Extract all data as written.

_Task material_
-- Start --
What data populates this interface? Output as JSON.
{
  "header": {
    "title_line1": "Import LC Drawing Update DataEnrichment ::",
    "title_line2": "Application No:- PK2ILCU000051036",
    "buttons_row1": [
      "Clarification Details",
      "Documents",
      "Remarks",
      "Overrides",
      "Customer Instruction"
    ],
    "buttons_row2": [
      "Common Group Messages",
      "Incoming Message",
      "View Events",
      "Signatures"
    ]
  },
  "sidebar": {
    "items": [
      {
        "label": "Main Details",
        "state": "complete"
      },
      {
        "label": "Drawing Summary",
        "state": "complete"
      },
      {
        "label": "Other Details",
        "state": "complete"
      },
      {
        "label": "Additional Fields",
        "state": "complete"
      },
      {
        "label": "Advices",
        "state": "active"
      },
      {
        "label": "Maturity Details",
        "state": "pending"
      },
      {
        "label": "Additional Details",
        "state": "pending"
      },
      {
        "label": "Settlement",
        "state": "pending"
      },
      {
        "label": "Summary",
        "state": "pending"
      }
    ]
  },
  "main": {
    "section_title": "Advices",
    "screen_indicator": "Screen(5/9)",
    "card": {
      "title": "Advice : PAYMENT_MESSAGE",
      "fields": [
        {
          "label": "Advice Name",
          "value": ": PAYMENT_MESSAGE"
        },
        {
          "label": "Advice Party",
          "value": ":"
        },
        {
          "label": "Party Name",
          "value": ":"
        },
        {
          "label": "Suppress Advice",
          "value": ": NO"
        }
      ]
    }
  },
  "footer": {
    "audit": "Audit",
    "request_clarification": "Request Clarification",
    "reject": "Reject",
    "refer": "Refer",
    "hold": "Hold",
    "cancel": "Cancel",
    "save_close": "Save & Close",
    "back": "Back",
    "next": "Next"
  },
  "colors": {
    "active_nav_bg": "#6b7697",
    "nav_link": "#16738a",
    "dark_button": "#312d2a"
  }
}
-- End --
_Exercise solution_
What data populates this interface? Output as JSON.
{
  "header": {
    "title_line1": "Import LC Drawing Update DataEnrichment ::",
    "title_line2": "Application No:- PK2ILCU000051036",
    "buttons_row1": [
      "Clarification Details",
      "Documents",
      "Remarks",
      "Overrides",
      "Customer Instruction"
    ],
    "buttons_row2": [
      "Common Group Messages",
      "Incoming Message",
      "View Events",
      "Signatures"
    ]
  },
  "sidebar": {
    "items": [
      {
        "label": "Main Details",
        "state": "complete"
      },
      {
        "label": "Drawing Summary",
        "state": "complete"
      },
      {
        "label": "Other Details",
        "state": "complete"
      },
      {
        "label": "Additional Fields",
        "state": "complete"
      },
      {
        "label": "Advices",
        "state": "active"
      },
      {
        "label": "Maturity Details",
        "state": "pending"
      },
      {
        "label": "Additional Details",
        "state": "pending"
      },
      {
        "label": "Settlement",
        "state": "pending"
      },
      {
        "label": "Summary",
        "state": "pending"
      }
    ]
  },
  "main": {
    "section_title": "Advices",
    "screen_indicator": "Screen(5/9)",
    "card": {
      "title": "Advice : PAYMENT_MESSAGE",
      "fields": [
        {
          "label": "Advice Name",
          "value": ": PAYMENT_MESSAGE"
        },
        {
          "label": "Advice Party",
          "value": ":"
        },
        {
          "label": "Party Name",
          "value": ":"
        },
        {
          "label": "Suppress Advice",
          "value": ": NO"
        }
      ]
    }
  },
  "footer": {
    "audit": "Audit",
    "request_clarification": "Request Clarification",
    "reject": "Reject",
    "refer": "Refer",
    "hold": "Hold",
    "cancel": "Cancel",
    "save_close": "Save & Close",
    "back": "Back",
    "next": "Next"
  },
  "colors": {
    "active_nav_bg": "#6b7697",
    "nav_link": "#16738a",
    "dark_button": "#312d2a"
  }
}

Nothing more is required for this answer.